— THE TASK —
Find each line with the string "ylabel" and copy it.

— Dataset records —
----------

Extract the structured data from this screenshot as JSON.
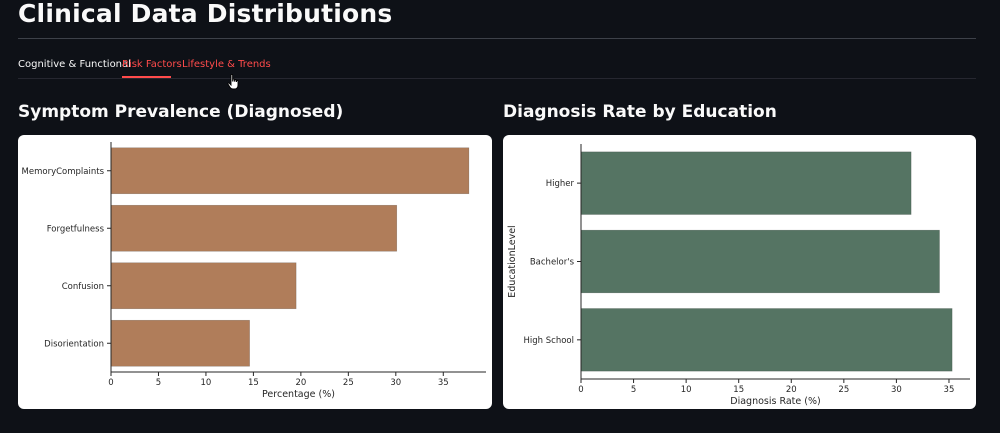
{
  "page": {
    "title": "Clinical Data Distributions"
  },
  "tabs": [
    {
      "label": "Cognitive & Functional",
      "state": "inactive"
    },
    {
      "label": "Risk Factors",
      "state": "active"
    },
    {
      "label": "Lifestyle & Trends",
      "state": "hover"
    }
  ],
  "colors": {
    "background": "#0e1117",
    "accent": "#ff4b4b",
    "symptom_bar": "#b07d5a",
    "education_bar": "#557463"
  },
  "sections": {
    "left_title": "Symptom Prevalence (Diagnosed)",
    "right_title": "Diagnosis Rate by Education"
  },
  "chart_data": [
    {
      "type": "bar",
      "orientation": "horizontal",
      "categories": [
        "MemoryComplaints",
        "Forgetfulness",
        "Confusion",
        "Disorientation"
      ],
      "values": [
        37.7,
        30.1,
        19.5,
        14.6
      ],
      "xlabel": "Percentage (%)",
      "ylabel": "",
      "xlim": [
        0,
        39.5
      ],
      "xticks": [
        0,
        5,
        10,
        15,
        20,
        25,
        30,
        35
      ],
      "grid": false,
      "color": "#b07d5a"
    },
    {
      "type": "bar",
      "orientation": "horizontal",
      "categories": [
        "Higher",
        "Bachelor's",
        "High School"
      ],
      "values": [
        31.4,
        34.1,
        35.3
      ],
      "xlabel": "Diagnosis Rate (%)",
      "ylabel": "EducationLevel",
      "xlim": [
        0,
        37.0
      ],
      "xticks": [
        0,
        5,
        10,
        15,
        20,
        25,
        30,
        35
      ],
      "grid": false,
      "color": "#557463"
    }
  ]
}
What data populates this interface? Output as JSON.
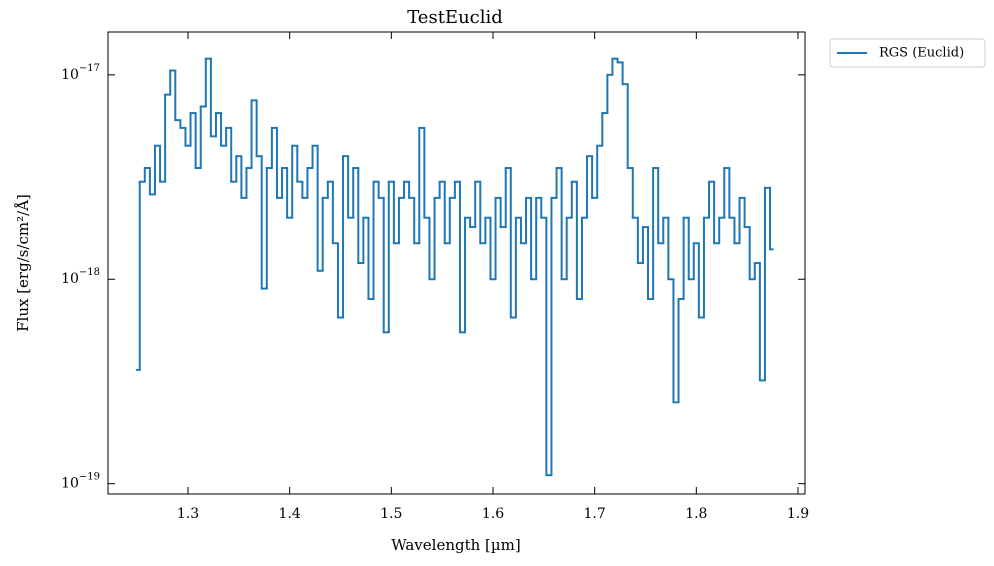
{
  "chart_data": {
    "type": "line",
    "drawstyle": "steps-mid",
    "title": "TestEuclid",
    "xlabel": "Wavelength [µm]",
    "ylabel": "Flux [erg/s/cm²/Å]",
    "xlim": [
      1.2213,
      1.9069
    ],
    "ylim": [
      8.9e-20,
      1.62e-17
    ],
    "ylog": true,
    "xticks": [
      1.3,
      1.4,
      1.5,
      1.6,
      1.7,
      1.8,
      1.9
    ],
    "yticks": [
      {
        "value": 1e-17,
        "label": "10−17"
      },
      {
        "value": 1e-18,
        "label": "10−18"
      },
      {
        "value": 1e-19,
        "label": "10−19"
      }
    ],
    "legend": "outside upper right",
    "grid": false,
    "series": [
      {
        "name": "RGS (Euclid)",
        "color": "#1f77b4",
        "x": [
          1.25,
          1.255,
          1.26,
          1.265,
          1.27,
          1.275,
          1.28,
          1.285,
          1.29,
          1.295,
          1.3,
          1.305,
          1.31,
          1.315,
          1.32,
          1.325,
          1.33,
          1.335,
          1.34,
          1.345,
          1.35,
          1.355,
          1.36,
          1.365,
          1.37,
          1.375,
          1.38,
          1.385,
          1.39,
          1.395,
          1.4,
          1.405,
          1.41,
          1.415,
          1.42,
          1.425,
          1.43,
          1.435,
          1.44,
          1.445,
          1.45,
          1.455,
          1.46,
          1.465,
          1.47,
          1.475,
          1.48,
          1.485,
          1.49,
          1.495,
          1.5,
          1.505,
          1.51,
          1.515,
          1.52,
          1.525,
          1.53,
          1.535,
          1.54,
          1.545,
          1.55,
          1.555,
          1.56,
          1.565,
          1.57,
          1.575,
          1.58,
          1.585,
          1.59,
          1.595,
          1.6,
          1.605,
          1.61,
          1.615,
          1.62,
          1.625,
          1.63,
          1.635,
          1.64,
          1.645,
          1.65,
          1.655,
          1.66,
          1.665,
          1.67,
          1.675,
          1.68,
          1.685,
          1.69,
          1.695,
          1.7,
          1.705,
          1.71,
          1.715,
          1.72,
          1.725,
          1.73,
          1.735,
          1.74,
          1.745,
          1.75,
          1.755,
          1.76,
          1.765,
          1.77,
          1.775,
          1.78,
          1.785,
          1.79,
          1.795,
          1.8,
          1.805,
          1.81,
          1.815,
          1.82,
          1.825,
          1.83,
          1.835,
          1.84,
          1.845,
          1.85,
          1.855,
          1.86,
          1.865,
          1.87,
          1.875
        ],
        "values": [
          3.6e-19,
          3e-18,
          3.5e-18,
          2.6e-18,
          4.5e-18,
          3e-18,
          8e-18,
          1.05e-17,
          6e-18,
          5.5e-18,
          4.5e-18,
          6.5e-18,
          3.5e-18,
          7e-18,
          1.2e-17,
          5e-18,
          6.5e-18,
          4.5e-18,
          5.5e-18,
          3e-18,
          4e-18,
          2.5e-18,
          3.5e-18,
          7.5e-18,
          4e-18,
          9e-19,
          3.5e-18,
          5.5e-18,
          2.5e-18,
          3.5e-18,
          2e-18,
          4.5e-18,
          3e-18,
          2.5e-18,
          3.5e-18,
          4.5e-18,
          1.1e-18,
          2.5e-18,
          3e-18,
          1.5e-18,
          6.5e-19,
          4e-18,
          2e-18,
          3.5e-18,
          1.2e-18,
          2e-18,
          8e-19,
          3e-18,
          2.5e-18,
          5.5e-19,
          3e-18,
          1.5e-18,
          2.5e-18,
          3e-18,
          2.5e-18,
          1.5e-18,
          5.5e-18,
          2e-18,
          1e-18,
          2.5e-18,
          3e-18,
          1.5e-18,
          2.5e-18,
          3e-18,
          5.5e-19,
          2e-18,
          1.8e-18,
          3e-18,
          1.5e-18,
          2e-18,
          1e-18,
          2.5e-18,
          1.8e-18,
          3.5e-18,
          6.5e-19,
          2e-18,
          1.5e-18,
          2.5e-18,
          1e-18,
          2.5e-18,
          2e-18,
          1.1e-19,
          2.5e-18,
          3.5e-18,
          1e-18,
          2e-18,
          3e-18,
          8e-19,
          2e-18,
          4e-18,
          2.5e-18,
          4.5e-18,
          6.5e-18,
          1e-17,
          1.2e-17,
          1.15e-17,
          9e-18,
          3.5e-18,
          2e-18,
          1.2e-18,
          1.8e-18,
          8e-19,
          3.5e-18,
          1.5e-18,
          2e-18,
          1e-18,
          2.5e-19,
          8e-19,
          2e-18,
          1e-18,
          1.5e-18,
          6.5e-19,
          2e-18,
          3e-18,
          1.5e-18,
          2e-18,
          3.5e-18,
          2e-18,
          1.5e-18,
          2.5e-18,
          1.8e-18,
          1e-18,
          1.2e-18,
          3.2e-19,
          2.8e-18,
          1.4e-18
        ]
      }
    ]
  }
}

----------

— EXERCISE OUTPUT —
      "ylabel": "",
      "ylabel": "EducationLevel",
    "ylabel": "Flux [erg/s/cm²/Å]",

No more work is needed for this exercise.